List every line in this data where the string "Angle" occurs.
● ● ● ● ● ● ●
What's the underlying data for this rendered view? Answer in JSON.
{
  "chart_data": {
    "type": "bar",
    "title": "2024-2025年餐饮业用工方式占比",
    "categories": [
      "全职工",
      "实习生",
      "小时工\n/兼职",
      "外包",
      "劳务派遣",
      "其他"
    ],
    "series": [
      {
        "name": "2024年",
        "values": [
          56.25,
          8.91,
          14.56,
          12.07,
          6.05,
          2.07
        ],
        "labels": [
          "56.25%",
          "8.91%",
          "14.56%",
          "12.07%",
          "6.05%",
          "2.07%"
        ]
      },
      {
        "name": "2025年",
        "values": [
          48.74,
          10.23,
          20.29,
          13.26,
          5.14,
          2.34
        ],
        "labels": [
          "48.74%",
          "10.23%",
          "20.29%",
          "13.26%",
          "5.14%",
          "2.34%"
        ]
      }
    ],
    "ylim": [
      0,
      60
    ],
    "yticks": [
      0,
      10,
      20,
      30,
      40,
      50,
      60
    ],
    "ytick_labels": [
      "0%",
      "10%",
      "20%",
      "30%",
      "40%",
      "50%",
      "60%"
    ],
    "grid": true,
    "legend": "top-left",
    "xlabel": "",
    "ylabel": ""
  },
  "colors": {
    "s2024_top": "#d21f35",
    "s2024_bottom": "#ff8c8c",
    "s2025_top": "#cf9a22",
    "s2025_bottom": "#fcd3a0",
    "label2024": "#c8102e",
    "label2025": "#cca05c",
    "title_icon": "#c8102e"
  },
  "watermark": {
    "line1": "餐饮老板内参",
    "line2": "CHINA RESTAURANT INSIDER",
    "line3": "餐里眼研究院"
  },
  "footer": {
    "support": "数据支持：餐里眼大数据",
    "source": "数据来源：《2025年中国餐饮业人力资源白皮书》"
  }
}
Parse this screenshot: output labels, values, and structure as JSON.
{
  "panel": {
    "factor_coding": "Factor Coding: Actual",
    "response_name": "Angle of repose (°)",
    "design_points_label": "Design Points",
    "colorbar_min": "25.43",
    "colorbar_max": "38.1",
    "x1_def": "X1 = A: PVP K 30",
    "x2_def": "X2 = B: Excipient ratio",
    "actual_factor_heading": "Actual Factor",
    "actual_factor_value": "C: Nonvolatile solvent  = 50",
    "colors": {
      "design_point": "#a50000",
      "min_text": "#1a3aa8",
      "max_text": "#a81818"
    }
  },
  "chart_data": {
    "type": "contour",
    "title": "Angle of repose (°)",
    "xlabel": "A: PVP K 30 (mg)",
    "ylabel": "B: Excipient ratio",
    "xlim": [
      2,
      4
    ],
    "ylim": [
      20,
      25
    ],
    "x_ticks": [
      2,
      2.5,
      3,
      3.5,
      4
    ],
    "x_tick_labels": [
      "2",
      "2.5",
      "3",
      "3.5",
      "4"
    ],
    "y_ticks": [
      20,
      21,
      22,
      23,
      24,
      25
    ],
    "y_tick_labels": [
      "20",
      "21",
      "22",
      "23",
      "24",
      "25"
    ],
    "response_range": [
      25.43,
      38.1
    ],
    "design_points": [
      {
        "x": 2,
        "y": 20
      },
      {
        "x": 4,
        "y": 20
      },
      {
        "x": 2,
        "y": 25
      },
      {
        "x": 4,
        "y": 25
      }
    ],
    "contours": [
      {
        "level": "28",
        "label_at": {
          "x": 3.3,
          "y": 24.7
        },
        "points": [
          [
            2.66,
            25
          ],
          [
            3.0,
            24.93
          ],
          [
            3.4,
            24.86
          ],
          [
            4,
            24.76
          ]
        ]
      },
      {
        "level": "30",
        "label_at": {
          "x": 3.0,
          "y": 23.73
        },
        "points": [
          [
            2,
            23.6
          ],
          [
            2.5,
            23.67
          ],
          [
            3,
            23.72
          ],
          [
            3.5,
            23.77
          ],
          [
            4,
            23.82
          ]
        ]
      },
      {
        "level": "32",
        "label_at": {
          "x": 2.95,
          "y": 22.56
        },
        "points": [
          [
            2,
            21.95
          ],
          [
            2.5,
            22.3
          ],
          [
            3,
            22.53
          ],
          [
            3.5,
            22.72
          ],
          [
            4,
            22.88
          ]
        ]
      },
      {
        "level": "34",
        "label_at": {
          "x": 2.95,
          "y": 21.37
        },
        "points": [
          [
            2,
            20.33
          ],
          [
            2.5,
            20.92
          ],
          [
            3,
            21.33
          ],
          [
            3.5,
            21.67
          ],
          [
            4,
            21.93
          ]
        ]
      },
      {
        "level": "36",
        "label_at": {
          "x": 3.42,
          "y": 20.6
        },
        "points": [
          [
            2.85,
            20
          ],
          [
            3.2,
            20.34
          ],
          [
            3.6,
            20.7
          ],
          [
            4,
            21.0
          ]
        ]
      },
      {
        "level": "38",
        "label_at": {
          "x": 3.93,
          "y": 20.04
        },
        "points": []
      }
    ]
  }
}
● ● ● ● ● ● ●
- **Reply to the task**:
    "response_name": "Angle of repose (°)",
    "title": "Angle of repose (°)",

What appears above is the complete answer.